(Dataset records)
_____

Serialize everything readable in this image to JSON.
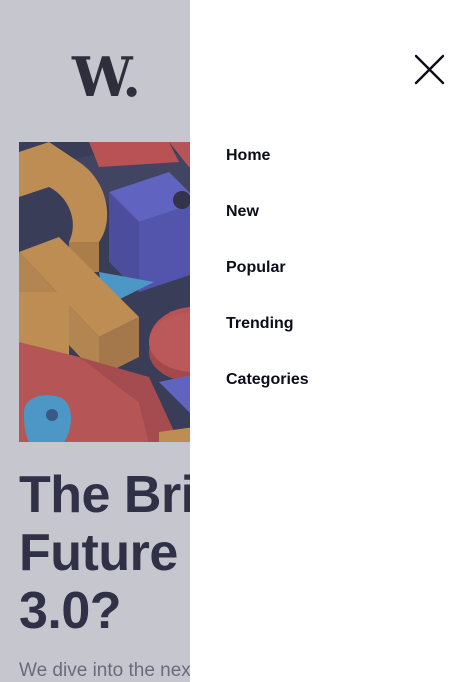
{
  "brand": {
    "logo_text": "W."
  },
  "article": {
    "headline_lines": [
      "The Bright",
      "Future of Web",
      "3.0?"
    ],
    "excerpt": "We dive into the next evolution of the web"
  },
  "menu": {
    "close_label": "Close menu",
    "items": [
      {
        "label": "Home"
      },
      {
        "label": "New"
      },
      {
        "label": "Popular"
      },
      {
        "label": "Trending"
      },
      {
        "label": "Categories"
      }
    ]
  },
  "colors": {
    "text_dark": "#0d0d24",
    "scrim": "rgba(105,105,125,0.38)",
    "drawer_bg": "#ffffff"
  }
}
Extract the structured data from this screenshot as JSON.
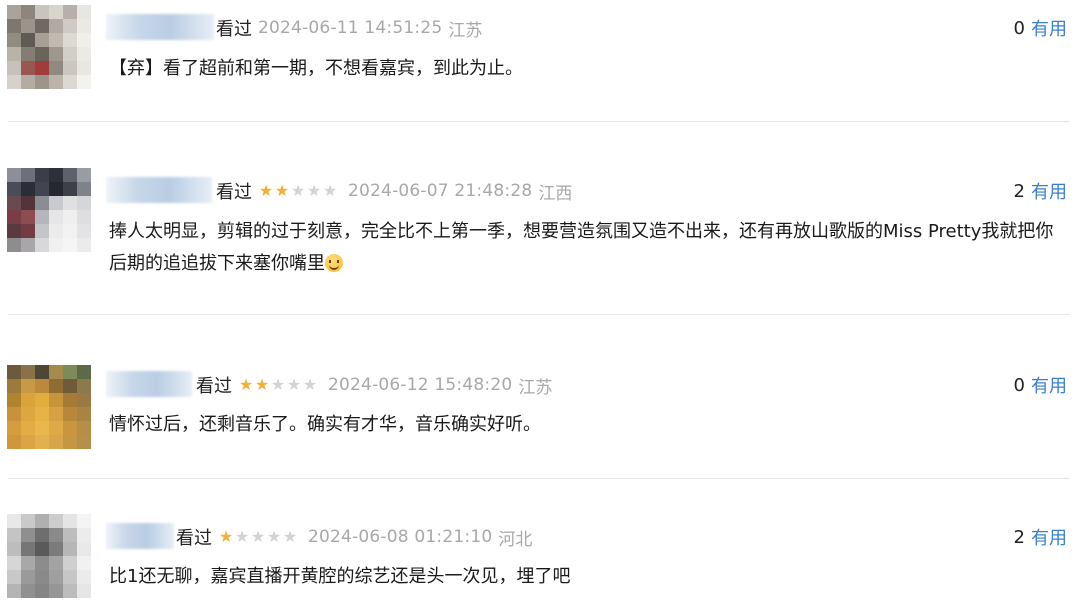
{
  "comments": [
    {
      "status": "看过",
      "rating": 0,
      "time": "2024-06-11 14:51:25",
      "location": "江苏",
      "useful_count": "0",
      "useful_label": "有用",
      "text": "【弃】看了超前和第一期，不想看嘉宾，到此为止。"
    },
    {
      "status": "看过",
      "rating": 2,
      "time": "2024-06-07 21:48:28",
      "location": "江西",
      "useful_count": "2",
      "useful_label": "有用",
      "text": "捧人太明显，剪辑的过于刻意，完全比不上第一季，想要营造氛围又造不出来，还有再放山歌版的Miss Pretty我就把你后期的追追拔下来塞你嘴里"
    },
    {
      "status": "看过",
      "rating": 2,
      "time": "2024-06-12 15:48:20",
      "location": "江苏",
      "useful_count": "0",
      "useful_label": "有用",
      "text": "情怀过后，还剩音乐了。确实有才华，音乐确实好听。"
    },
    {
      "status": "看过",
      "rating": 1,
      "time": "2024-06-08 01:21:10",
      "location": "河北",
      "useful_count": "2",
      "useful_label": "有用",
      "text": "比1还无聊，嘉宾直播开黄腔的综艺还是头一次见，埋了吧"
    }
  ],
  "colors": {
    "star_on": "#f2b134",
    "star_off": "#d3d3d3",
    "useful_link": "#3a7fd0",
    "meta_gray": "#a8a8a8"
  },
  "icons": {
    "star": "star-icon",
    "emoji": "smile-emoji-icon"
  }
}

_____

_WRITTEN TASK_:
Look above for lines with the word "time" and copy them all.

_RESPONSE TO THIS EXERCISE_:
      "time": "2024-06-11 14:51:25",
      "time": "2024-06-07 21:48:28",
      "time": "2024-06-12 15:48:20",
      "time": "2024-06-08 01:21:10",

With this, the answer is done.